- **Request**:
Exclude the pictures and retype the entries as written.

- **Excerpted records**:
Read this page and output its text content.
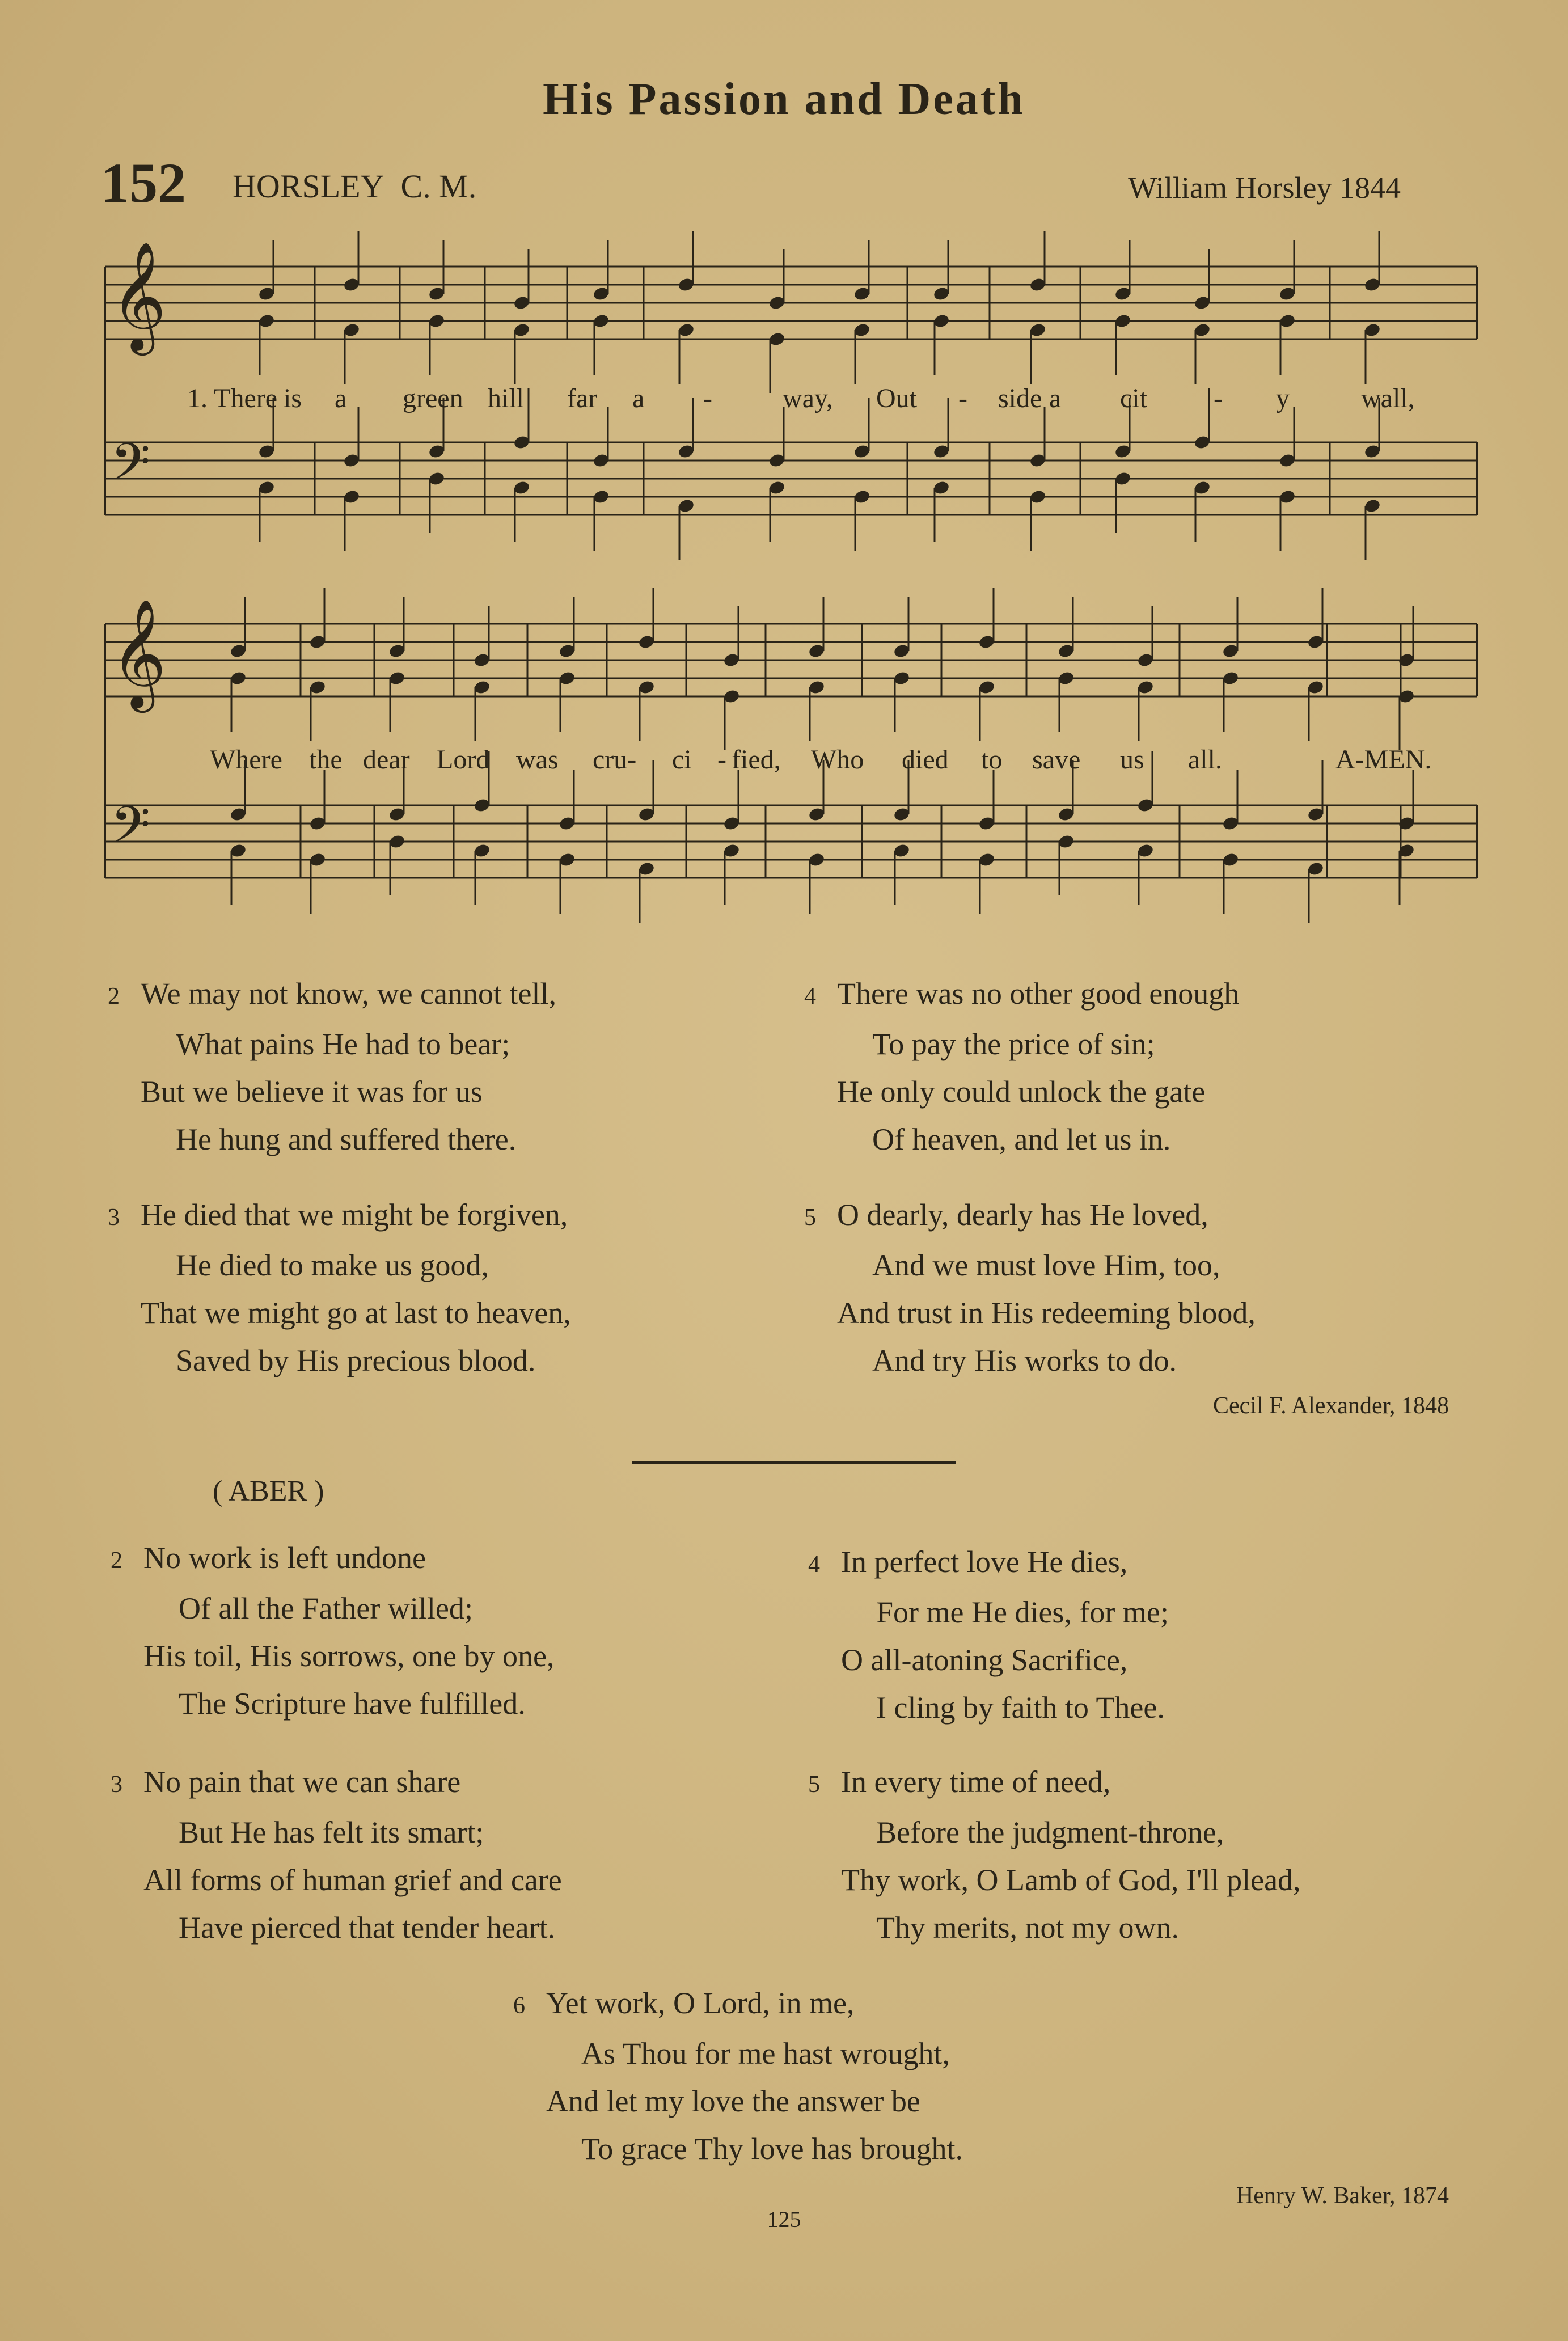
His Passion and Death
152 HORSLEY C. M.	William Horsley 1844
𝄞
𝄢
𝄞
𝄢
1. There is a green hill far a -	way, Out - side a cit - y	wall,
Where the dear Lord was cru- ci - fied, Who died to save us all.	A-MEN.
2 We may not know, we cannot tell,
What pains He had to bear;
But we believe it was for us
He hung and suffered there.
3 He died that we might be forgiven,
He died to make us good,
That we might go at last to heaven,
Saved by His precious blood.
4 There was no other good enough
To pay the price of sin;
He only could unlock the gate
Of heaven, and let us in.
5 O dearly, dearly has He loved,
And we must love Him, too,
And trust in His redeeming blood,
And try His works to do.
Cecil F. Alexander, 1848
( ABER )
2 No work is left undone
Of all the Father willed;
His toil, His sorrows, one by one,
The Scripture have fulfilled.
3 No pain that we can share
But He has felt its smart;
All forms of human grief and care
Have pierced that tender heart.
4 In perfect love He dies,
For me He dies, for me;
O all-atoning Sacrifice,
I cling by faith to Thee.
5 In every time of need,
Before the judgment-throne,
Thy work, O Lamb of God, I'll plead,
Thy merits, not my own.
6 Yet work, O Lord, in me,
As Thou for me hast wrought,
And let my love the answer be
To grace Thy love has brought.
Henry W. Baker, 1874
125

- **The solution**:
Read this page and output its text content.
His Passion and Death
152 HORSLEY C. M.	William Horsley 1844
𝄞
𝄢
𝄞
𝄢
1. There is a green hill far a -	way, Out - side a cit - y	wall,
Where the dear Lord was cru- ci - fied, Who died to save us all.	A-MEN.
2 We may not know, we cannot tell,
What pains He had to bear;
But we believe it was for us
He hung and suffered there.
3 He died that we might be forgiven,
He died to make us good,
That we might go at last to heaven,
Saved by His precious blood.
4 There was no other good enough
To pay the price of sin;
He only could unlock the gate
Of heaven, and let us in.
5 O dearly, dearly has He loved,
And we must love Him, too,
And trust in His redeeming blood,
And try His works to do.
Cecil F. Alexander, 1848
( ABER )
2 No work is left undone
Of all the Father willed;
His toil, His sorrows, one by one,
The Scripture have fulfilled.
3 No pain that we can share
But He has felt its smart;
All forms of human grief and care
Have pierced that tender heart.
4 In perfect love He dies,
For me He dies, for me;
O all-atoning Sacrifice,
I cling by faith to Thee.
5 In every time of need,
Before the judgment-throne,
Thy work, O Lamb of God, I'll plead,
Thy merits, not my own.
6 Yet work, O Lord, in me,
As Thou for me hast wrought,
And let my love the answer be
To grace Thy love has brought.
Henry W. Baker, 1874
125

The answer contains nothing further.